** start DATASET ENTRIES **

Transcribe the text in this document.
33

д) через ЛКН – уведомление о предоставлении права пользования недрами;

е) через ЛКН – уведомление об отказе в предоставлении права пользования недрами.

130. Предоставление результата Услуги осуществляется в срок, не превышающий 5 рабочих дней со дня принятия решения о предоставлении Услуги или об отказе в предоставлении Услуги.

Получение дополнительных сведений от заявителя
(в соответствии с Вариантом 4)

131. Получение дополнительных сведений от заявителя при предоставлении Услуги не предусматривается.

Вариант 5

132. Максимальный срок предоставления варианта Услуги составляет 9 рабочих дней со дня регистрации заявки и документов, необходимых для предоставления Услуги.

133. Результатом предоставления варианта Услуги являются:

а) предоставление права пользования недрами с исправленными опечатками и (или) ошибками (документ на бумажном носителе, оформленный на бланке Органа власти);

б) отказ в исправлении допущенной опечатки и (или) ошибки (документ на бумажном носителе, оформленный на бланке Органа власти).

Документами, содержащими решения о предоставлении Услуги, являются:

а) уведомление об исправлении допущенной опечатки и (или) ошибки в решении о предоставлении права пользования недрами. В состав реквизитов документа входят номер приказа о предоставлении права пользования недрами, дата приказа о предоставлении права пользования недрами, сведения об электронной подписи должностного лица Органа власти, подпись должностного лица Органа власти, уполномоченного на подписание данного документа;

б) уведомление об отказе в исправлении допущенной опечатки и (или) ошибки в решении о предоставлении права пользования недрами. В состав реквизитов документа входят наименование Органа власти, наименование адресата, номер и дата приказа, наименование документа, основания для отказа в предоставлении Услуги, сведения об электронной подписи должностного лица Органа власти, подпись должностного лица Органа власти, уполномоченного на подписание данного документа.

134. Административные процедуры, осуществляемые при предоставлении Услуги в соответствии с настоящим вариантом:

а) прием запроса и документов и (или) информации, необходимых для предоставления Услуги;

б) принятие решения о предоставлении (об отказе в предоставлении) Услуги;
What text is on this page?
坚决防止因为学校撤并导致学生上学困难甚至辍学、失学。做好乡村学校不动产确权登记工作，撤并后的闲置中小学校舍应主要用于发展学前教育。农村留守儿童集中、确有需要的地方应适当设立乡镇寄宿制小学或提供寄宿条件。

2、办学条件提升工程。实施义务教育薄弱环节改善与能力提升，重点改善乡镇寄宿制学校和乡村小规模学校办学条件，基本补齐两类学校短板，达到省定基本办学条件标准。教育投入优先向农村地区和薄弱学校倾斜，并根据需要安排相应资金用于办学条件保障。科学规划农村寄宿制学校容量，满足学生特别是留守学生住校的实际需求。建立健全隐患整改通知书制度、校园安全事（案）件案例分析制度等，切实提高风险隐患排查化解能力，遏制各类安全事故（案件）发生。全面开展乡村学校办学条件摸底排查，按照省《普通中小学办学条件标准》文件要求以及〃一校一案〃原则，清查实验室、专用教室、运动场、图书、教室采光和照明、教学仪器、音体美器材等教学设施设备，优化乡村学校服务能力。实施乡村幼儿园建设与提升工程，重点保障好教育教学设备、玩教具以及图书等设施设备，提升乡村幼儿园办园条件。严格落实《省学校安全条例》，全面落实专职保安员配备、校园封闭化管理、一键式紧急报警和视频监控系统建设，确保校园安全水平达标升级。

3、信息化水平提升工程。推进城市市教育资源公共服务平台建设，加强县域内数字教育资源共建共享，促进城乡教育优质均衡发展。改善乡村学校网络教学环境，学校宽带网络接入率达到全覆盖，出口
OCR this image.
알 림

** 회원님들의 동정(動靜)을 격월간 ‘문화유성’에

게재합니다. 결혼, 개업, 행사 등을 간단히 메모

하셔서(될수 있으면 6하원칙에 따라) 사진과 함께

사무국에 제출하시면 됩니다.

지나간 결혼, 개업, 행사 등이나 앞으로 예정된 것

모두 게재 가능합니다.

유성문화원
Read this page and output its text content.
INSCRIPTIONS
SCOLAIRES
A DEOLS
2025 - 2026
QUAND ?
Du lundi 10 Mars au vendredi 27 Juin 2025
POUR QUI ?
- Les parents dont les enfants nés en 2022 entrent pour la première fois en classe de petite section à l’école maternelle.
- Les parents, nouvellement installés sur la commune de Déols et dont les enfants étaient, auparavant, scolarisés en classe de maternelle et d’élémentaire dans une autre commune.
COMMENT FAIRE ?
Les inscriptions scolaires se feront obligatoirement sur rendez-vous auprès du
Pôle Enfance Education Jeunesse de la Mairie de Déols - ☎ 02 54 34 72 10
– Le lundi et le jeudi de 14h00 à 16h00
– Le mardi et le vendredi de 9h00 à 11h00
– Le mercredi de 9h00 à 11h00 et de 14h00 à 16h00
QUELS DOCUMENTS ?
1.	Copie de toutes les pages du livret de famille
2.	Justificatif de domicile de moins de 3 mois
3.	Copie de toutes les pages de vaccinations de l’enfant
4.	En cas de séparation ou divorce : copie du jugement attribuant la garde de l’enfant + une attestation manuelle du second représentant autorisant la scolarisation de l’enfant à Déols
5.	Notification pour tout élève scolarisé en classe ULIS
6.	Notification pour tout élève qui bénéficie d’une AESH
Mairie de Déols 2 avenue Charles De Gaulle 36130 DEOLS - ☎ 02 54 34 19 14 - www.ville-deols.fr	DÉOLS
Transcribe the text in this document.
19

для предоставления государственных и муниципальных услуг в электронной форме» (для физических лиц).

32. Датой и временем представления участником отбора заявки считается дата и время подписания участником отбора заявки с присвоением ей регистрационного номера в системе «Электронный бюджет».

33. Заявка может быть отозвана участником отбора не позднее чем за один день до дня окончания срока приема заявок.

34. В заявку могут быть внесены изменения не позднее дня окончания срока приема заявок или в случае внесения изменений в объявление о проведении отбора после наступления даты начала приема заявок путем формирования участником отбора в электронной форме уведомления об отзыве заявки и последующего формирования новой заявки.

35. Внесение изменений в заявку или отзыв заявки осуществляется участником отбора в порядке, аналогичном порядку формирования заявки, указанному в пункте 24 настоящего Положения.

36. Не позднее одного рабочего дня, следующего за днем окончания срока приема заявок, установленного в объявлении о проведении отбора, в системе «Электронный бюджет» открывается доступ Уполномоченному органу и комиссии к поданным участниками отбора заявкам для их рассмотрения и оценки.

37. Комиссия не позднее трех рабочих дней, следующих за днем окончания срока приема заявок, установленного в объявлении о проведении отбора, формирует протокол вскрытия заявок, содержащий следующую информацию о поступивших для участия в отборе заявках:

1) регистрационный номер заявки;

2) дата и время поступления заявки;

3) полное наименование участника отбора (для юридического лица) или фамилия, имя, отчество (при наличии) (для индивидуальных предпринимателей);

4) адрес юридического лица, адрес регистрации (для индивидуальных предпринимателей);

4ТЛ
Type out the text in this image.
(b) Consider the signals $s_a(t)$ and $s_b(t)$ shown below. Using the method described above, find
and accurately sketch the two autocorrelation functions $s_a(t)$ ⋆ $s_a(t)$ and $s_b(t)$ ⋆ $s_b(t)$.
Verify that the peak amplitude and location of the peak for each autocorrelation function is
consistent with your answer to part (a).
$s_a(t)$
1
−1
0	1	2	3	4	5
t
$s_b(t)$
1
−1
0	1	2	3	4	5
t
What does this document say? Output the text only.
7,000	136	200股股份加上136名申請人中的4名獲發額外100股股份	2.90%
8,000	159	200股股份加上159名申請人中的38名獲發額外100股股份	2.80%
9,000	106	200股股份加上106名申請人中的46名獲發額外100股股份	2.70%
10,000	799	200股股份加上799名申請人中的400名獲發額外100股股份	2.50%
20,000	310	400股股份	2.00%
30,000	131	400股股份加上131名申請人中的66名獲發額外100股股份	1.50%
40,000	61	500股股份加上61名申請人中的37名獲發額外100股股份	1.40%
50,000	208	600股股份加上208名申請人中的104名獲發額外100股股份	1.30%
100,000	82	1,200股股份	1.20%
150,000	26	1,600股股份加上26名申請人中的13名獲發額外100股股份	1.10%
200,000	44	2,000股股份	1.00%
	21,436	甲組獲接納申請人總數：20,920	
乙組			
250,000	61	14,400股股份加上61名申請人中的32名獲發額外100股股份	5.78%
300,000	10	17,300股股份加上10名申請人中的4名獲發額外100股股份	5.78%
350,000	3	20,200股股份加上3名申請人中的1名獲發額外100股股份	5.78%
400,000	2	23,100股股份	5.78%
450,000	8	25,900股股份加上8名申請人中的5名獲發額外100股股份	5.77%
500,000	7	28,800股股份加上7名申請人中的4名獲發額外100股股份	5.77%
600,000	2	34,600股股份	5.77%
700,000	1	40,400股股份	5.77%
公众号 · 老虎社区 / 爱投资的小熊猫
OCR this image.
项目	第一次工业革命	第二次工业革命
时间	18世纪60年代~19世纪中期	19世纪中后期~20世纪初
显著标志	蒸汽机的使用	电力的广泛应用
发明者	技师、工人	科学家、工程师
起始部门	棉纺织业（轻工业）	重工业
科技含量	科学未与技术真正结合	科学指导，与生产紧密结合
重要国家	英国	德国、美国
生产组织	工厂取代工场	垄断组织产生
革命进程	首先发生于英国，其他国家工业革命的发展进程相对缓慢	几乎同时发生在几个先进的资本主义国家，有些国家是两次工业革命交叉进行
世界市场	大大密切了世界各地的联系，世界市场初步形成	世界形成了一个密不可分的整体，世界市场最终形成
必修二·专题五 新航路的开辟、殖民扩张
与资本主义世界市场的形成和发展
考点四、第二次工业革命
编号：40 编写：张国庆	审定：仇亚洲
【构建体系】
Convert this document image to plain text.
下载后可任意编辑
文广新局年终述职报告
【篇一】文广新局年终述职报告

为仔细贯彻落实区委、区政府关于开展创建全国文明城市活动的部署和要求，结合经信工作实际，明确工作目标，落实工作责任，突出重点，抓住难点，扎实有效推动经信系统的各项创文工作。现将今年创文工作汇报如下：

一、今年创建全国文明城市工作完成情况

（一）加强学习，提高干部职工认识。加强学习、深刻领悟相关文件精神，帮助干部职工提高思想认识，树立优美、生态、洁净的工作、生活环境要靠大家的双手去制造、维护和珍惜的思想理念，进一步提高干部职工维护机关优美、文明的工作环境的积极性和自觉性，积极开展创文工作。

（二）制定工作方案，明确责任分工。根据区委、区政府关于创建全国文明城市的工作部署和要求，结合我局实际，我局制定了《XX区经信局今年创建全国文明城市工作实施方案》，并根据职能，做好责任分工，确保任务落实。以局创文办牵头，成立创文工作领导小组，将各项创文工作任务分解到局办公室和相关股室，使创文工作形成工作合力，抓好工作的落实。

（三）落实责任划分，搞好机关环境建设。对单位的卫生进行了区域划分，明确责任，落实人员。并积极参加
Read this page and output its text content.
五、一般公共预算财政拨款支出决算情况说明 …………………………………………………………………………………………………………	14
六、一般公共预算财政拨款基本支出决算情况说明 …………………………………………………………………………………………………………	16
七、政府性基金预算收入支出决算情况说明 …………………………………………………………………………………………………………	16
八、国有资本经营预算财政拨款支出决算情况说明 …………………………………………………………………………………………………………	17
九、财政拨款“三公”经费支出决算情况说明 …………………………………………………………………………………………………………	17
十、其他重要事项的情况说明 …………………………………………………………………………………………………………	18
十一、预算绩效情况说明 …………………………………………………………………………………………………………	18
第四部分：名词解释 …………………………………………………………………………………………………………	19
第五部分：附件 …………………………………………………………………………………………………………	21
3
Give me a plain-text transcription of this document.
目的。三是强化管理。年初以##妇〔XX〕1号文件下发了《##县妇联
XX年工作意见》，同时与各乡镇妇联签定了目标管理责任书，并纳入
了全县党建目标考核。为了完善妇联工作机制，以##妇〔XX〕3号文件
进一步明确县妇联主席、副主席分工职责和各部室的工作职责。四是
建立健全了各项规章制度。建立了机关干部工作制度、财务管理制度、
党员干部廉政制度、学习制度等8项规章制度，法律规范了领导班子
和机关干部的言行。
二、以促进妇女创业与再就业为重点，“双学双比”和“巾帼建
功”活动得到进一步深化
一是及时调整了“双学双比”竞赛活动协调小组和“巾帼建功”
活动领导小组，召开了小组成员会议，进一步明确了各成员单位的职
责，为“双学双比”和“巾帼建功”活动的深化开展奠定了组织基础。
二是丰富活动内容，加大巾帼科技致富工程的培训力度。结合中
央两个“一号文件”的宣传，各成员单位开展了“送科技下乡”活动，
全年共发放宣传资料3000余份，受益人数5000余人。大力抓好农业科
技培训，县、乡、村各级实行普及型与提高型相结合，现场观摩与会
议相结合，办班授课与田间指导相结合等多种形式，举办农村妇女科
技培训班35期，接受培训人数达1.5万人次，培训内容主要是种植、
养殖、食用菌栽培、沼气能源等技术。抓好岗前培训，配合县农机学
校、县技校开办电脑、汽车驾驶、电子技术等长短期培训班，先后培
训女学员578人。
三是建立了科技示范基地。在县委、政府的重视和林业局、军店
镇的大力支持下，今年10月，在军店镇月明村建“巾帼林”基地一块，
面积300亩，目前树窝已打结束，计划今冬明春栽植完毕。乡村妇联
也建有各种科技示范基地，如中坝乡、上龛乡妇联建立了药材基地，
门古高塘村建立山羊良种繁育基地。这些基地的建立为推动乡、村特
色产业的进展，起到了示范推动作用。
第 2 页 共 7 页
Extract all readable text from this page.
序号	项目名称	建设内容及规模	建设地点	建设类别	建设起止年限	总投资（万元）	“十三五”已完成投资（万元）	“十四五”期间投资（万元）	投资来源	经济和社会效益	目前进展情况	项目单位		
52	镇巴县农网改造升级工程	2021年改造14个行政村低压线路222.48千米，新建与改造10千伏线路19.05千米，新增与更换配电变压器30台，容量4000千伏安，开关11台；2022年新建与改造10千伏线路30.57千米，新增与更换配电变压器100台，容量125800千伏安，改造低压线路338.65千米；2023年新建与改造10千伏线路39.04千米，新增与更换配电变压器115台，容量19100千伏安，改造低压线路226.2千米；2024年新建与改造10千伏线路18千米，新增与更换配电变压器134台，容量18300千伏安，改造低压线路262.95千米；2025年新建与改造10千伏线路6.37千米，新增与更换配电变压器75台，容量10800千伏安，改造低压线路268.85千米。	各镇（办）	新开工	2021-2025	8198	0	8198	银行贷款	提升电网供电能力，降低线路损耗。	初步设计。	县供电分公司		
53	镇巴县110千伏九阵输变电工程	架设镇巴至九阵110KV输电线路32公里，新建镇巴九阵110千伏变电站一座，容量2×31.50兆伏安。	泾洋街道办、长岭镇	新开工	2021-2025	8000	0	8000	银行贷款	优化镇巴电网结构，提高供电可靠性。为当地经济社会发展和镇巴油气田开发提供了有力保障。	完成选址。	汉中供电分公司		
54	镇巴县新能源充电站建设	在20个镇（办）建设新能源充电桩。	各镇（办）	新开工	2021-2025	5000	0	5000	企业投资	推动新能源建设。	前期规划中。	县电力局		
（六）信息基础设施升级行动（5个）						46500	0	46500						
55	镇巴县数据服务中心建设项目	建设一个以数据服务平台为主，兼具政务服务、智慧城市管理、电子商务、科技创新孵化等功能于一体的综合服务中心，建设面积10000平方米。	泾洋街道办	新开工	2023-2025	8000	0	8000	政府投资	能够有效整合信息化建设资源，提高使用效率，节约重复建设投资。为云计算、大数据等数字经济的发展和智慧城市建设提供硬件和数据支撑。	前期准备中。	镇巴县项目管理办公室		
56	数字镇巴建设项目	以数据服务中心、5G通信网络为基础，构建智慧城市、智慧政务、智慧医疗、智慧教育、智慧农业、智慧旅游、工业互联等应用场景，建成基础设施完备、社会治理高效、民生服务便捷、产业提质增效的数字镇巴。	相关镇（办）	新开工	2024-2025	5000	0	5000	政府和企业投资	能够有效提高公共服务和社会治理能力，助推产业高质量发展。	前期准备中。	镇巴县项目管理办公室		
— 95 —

** end DATASET ENTRIES **

Where a line in the material above holds "Получение", copy that line.

PROBLEM SOLUTION >>
Получение дополнительных сведений от заявителя
131. Получение дополнительных сведений от заявителя при предоставлении Услуги не предусматривается.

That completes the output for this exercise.